**EXERCISE GOAL**: Please restate the following records word for word.

**THE INPUT**:

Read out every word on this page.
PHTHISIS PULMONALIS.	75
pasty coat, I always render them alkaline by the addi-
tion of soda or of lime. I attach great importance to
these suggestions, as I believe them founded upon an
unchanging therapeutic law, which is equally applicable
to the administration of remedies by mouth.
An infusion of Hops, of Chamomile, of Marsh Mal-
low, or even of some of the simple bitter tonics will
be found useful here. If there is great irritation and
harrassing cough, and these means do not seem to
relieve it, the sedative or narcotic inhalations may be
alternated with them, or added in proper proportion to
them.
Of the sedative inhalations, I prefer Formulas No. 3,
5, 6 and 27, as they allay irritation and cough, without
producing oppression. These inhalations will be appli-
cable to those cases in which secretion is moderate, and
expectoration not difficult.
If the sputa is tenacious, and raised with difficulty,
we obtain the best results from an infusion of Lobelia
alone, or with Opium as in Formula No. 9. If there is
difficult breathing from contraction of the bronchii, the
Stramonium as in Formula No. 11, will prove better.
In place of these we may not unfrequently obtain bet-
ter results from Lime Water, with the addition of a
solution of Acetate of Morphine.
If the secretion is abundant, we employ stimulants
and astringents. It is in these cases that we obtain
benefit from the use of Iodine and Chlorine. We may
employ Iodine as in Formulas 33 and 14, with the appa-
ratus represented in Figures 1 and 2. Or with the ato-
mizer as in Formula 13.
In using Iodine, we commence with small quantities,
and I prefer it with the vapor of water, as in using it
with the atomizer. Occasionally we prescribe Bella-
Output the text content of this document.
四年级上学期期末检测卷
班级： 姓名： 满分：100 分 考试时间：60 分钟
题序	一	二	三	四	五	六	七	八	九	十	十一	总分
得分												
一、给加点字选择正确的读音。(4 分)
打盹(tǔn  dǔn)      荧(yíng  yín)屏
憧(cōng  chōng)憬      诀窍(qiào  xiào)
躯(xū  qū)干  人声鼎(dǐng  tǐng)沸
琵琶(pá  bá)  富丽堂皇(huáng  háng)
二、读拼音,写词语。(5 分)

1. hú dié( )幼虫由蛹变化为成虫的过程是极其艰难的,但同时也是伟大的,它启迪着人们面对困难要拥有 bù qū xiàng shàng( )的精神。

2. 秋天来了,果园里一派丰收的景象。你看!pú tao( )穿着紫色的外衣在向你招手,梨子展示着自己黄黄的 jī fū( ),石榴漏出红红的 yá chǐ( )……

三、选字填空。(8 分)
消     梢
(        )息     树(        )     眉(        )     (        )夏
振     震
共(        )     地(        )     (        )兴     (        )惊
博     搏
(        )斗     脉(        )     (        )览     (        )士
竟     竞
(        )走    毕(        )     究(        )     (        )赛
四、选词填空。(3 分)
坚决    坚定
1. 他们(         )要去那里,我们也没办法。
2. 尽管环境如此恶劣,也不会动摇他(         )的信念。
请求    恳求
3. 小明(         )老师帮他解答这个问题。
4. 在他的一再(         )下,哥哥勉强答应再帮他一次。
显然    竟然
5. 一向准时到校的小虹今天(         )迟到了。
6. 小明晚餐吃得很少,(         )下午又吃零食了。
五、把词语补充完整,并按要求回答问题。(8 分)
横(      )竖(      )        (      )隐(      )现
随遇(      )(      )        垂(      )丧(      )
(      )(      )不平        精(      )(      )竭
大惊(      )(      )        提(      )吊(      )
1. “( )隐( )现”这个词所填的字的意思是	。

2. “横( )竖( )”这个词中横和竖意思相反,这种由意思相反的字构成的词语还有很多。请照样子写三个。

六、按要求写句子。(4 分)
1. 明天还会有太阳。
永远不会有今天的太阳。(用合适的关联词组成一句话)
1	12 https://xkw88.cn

**EXERCISE SOLUTION**:
Read out every word on this page.
PHTHISIS PULMONALIS.	75
pasty coat, I always render them alkaline by the addi-
tion of soda or of lime. I attach great importance to
these suggestions, as I believe them founded upon an
unchanging therapeutic law, which is equally applicable
to the administration of remedies by mouth.
An infusion of Hops, of Chamomile, of Marsh Mal-
low, or even of some of the simple bitter tonics will
be found useful here. If there is great irritation and
harrassing cough, and these means do not seem to
relieve it, the sedative or narcotic inhalations may be
alternated with them, or added in proper proportion to
them.
Of the sedative inhalations, I prefer Formulas No. 3,
5, 6 and 27, as they allay irritation and cough, without
producing oppression. These inhalations will be appli-
cable to those cases in which secretion is moderate, and
expectoration not difficult.
If the sputa is tenacious, and raised with difficulty,
we obtain the best results from an infusion of Lobelia
alone, or with Opium as in Formula No. 9. If there is
difficult breathing from contraction of the bronchii, the
Stramonium as in Formula No. 11, will prove better.
In place of these we may not unfrequently obtain bet-
ter results from Lime Water, with the addition of a
solution of Acetate of Morphine.
If the secretion is abundant, we employ stimulants
and astringents. It is in these cases that we obtain
benefit from the use of Iodine and Chlorine. We may
employ Iodine as in Formulas 33 and 14, with the appa-
ratus represented in Figures 1 and 2. Or with the ato-
mizer as in Formula 13.
In using Iodine, we commence with small quantities,
and I prefer it with the vapor of water, as in using it
with the atomizer. Occasionally we prescribe Bella-
Output the text content of this document.
四年级上学期期末检测卷
班级： 姓名： 满分：100 分 考试时间：60 分钟
题序	一	二	三	四	五	六	七	八	九	十	十一	总分
得分												
一、给加点字选择正确的读音。(4 分)
打盹(tǔn  dǔn)      荧(yíng  yín)屏
憧(cōng  chōng)憬      诀窍(qiào  xiào)
躯(xū  qū)干  人声鼎(dǐng  tǐng)沸
琵琶(pá  bá)  富丽堂皇(huáng  háng)
二、读拼音,写词语。(5 分)

1. hú dié( )幼虫由蛹变化为成虫的过程是极其艰难的,但同时也是伟大的,它启迪着人们面对困难要拥有 bù qū xiàng shàng( )的精神。

2. 秋天来了,果园里一派丰收的景象。你看!pú tao( )穿着紫色的外衣在向你招手,梨子展示着自己黄黄的 jī fū( ),石榴漏出红红的 yá chǐ( )……

三、选字填空。(8 分)
消     梢
(        )息     树(        )     眉(        )     (        )夏
振     震
共(        )     地(        )     (        )兴     (        )惊
博     搏
(        )斗     脉(        )     (        )览     (        )士
竟     竞
(        )走    毕(        )     究(        )     (        )赛
四、选词填空。(3 分)
坚决    坚定
1. 他们(         )要去那里,我们也没办法。
2. 尽管环境如此恶劣,也不会动摇他(         )的信念。
请求    恳求
3. 小明(         )老师帮他解答这个问题。
4. 在他的一再(         )下,哥哥勉强答应再帮他一次。
显然    竟然
5. 一向准时到校的小虹今天(         )迟到了。
6. 小明晚餐吃得很少,(         )下午又吃零食了。
五、把词语补充完整,并按要求回答问题。(8 分)
横(      )竖(      )        (      )隐(      )现
随遇(      )(      )        垂(      )丧(      )
(      )(      )不平        精(      )(      )竭
大惊(      )(      )        提(      )吊(      )
1. “( )隐( )现”这个词所填的字的意思是	。

2. “横( )竖( )”这个词中横和竖意思相反,这种由意思相反的字构成的词语还有很多。请照样子写三个。

六、按要求写句子。(4 分)
1. 明天还会有太阳。
永远不会有今天的太阳。(用合适的关联词组成一句话)
1	12 https://xkw88.cn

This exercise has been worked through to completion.